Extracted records
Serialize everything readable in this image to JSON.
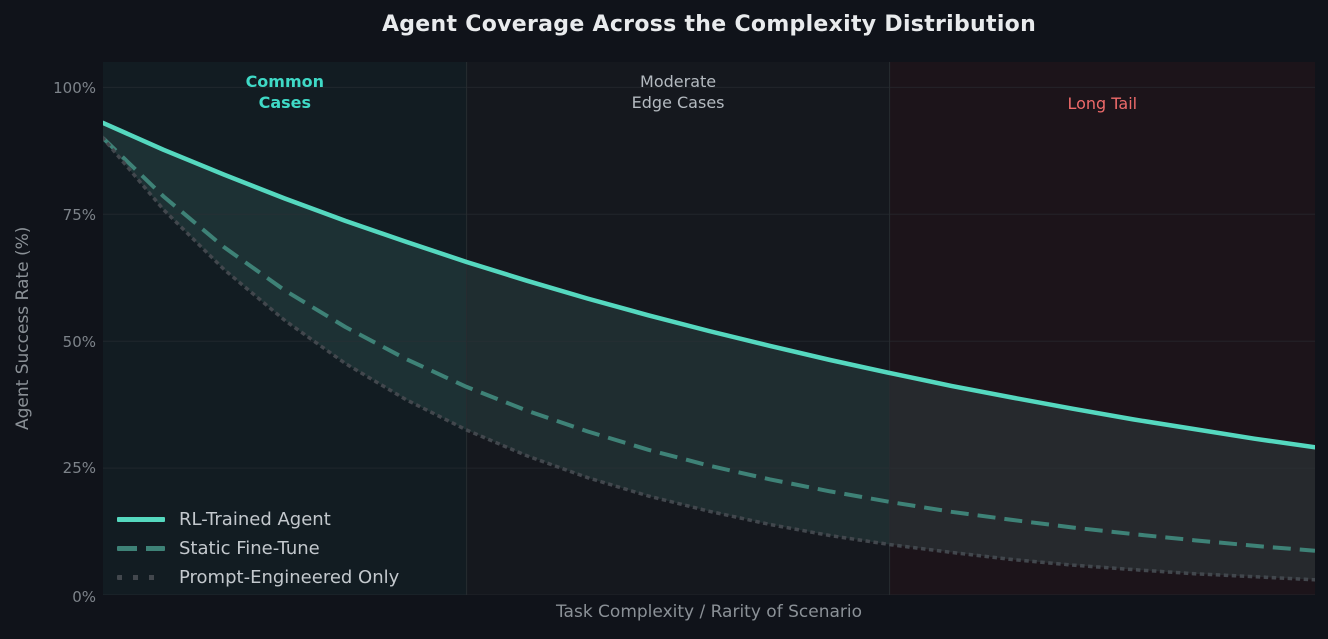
{
  "title": "Agent Coverage Across the Complexity Distribution",
  "colors": {
    "page_bg": "#10131a",
    "title_text": "#e9ebed",
    "axis_text": "#8b9197",
    "tick_text": "#7d838a",
    "legend_text": "#c3c8cd",
    "grid_line": "#2c3136",
    "region_boundary_line": "#272c30",
    "band_fill": "rgba(127,239,217,0.10)"
  },
  "chart_data": {
    "type": "line",
    "title": "Agent Coverage Across the Complexity Distribution",
    "xlabel": "Task Complexity / Rarity of Scenario",
    "ylabel": "Agent Success Rate (%)",
    "ylim": [
      0,
      105
    ],
    "grid": true,
    "yticks": [
      {
        "value": 0,
        "label": "0%"
      },
      {
        "value": 25,
        "label": "25%"
      },
      {
        "value": 50,
        "label": "50%"
      },
      {
        "value": 75,
        "label": "75%"
      },
      {
        "value": 100,
        "label": "100%"
      }
    ],
    "x_relative": [
      0,
      0.05,
      0.1,
      0.15,
      0.2,
      0.25,
      0.3,
      0.35,
      0.4,
      0.45,
      0.5,
      0.55,
      0.6,
      0.65,
      0.7,
      0.75,
      0.8,
      0.85,
      0.9,
      0.95,
      1
    ],
    "series": [
      {
        "name": "RL-Trained Agent",
        "style": "solid",
        "color": "#55d8bf",
        "width": 4.5,
        "values": [
          93,
          87.7,
          82.8,
          78.1,
          73.7,
          69.6,
          65.6,
          61.9,
          58.4,
          55.1,
          52,
          49.1,
          46.3,
          43.7,
          41.2,
          38.9,
          36.7,
          34.6,
          32.7,
          30.8,
          29.1
        ]
      },
      {
        "name": "Static Fine-Tune",
        "style": "dashed",
        "color": "#3e8277",
        "width": 4,
        "values": [
          90,
          78.5,
          68.5,
          60,
          52.8,
          46.5,
          41,
          36.3,
          32.2,
          28.6,
          25.5,
          22.8,
          20.4,
          18.3,
          16.4,
          14.8,
          13.3,
          12,
          10.8,
          9.7,
          8.7
        ]
      },
      {
        "name": "Prompt-Engineered Only",
        "style": "dotted",
        "color": "#42474d",
        "width": 3.5,
        "values": [
          90,
          75.9,
          64.1,
          54.1,
          45.6,
          38.5,
          32.5,
          27.4,
          23.1,
          19.5,
          16.5,
          13.9,
          11.7,
          9.9,
          8.4,
          7,
          5.9,
          5,
          4.2,
          3.6,
          3
        ]
      }
    ],
    "fill_between": {
      "upper": "RL-Trained Agent",
      "lower": "Prompt-Engineered Only",
      "color": "rgba(127,239,217,0.10)"
    },
    "regions": [
      {
        "label": "Common\nCases",
        "start": 0,
        "end": 0.3,
        "bg": "#121c22",
        "label_color": "#3fd9c6"
      },
      {
        "label": "Moderate\nEdge Cases",
        "start": 0.3,
        "end": 0.649,
        "bg": "#15181e",
        "label_color": "#b4bac0"
      },
      {
        "label": "Long Tail",
        "start": 0.649,
        "end": 1,
        "bg": "#1c141a",
        "label_color": "#ee6a6a"
      }
    ],
    "legend": {
      "position": "lower-left",
      "entries": [
        "RL-Trained Agent",
        "Static Fine-Tune",
        "Prompt-Engineered Only"
      ]
    }
  }
}
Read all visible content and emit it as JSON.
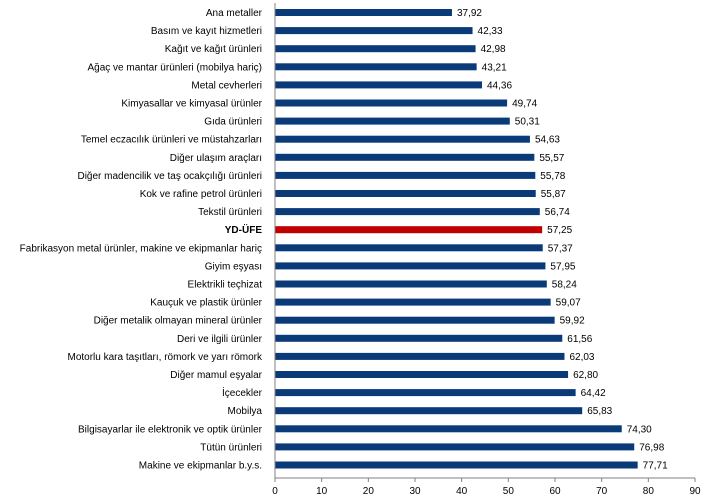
{
  "chart_data": {
    "type": "bar",
    "orientation": "horizontal",
    "categories": [
      "Ana metaller",
      "Basım ve kayıt hizmetleri",
      "Kağıt ve kağıt ürünleri",
      "Ağaç ve mantar ürünleri (mobilya hariç)",
      "Metal cevherleri",
      "Kimyasallar ve kimyasal ürünler",
      "Gıda ürünleri",
      "Temel eczacılık ürünleri ve müstahzarları",
      "Diğer ulaşım araçları",
      "Diğer madencilik ve taş ocakçılığı ürünleri",
      "Kok ve rafine petrol ürünleri",
      "Tekstil ürünleri",
      "YD-ÜFE",
      "Fabrikasyon metal ürünler, makine ve ekipmanlar hariç",
      "Giyim eşyası",
      "Elektrikli teçhizat",
      "Kauçuk ve plastik ürünler",
      "Diğer metalik olmayan mineral ürünler",
      "Deri ve ilgili ürünler",
      "Motorlu kara taşıtları, römork ve yarı römork",
      "Diğer mamul eşyalar",
      "İçecekler",
      "Mobilya",
      "Bilgisayarlar ile elektronik ve optik ürünler",
      "Tütün ürünleri",
      "Makine ve ekipmanlar b.y.s."
    ],
    "values": [
      37.92,
      42.33,
      42.98,
      43.21,
      44.36,
      49.74,
      50.31,
      54.63,
      55.57,
      55.78,
      55.87,
      56.74,
      57.25,
      57.37,
      57.95,
      58.24,
      59.07,
      59.92,
      61.56,
      62.03,
      62.8,
      64.42,
      65.83,
      74.3,
      76.98,
      77.71
    ],
    "value_labels": [
      "37,92",
      "42,33",
      "42,98",
      "43,21",
      "44,36",
      "49,74",
      "50,31",
      "54,63",
      "55,57",
      "55,78",
      "55,87",
      "56,74",
      "57,25",
      "57,37",
      "57,95",
      "58,24",
      "59,07",
      "59,92",
      "61,56",
      "62,03",
      "62,80",
      "64,42",
      "65,83",
      "74,30",
      "76,98",
      "77,71"
    ],
    "highlight_category": "YD-ÜFE",
    "xlim": [
      0,
      90
    ],
    "xticks": [
      0,
      10,
      20,
      30,
      40,
      50,
      60,
      70,
      80,
      90
    ],
    "title": "",
    "xlabel": "",
    "ylabel": "",
    "grid": false,
    "colors": {
      "bar": "#0a3a78",
      "highlight": "#c00000",
      "axis": "#808080"
    }
  }
}
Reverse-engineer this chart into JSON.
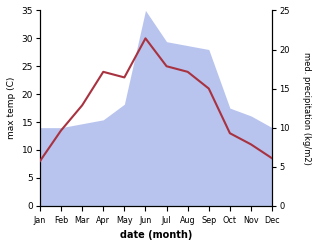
{
  "months": [
    "Jan",
    "Feb",
    "Mar",
    "Apr",
    "May",
    "Jun",
    "Jul",
    "Aug",
    "Sep",
    "Oct",
    "Nov",
    "Dec"
  ],
  "temperature": [
    8.0,
    13.5,
    18.0,
    24.0,
    23.0,
    30.0,
    25.0,
    24.0,
    21.0,
    13.0,
    11.0,
    8.5
  ],
  "precipitation": [
    10.0,
    10.0,
    10.5,
    11.0,
    13.0,
    25.0,
    21.0,
    20.5,
    20.0,
    12.5,
    11.5,
    10.0
  ],
  "temp_color": "#a83240",
  "precip_color": "#b8c4ee",
  "ylim_left": [
    0,
    35
  ],
  "ylim_right": [
    0,
    25
  ],
  "yticks_left": [
    0,
    5,
    10,
    15,
    20,
    25,
    30,
    35
  ],
  "yticks_right": [
    0,
    5,
    10,
    15,
    20,
    25
  ],
  "xlabel": "date (month)",
  "ylabel_left": "max temp (C)",
  "ylabel_right": "med. precipitation (kg/m2)",
  "bg_color": "#ffffff",
  "fig_width": 3.18,
  "fig_height": 2.47,
  "dpi": 100
}
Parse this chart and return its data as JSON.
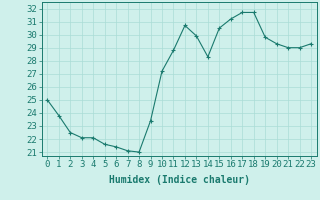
{
  "x": [
    0,
    1,
    2,
    3,
    4,
    5,
    6,
    7,
    8,
    9,
    10,
    11,
    12,
    13,
    14,
    15,
    16,
    17,
    18,
    19,
    20,
    21,
    22,
    23
  ],
  "y": [
    25,
    23.8,
    22.5,
    22.1,
    22.1,
    21.6,
    21.4,
    21.1,
    21.0,
    23.4,
    27.2,
    28.8,
    30.7,
    29.9,
    28.3,
    30.5,
    31.2,
    31.7,
    31.7,
    29.8,
    29.3,
    29.0,
    29.0,
    29.3
  ],
  "line_color": "#1a7a6e",
  "marker": "+",
  "background_color": "#cff0eb",
  "grid_color": "#aaddd6",
  "xlabel": "Humidex (Indice chaleur)",
  "ylabel_ticks": [
    21,
    22,
    23,
    24,
    25,
    26,
    27,
    28,
    29,
    30,
    31,
    32
  ],
  "xlim": [
    -0.5,
    23.5
  ],
  "ylim": [
    20.7,
    32.5
  ],
  "tick_color": "#1a7a6e",
  "label_color": "#1a7a6e",
  "xlabel_fontsize": 7,
  "tick_fontsize": 6.5
}
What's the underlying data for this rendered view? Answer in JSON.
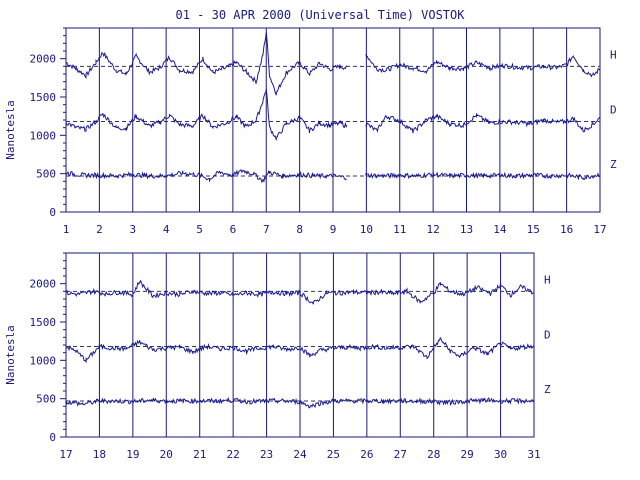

• **PROBLEM TO SOLVE**
Above is a listing; report how many of its lines include the word "JSON", giving the number only.

• **THE RESULT**
5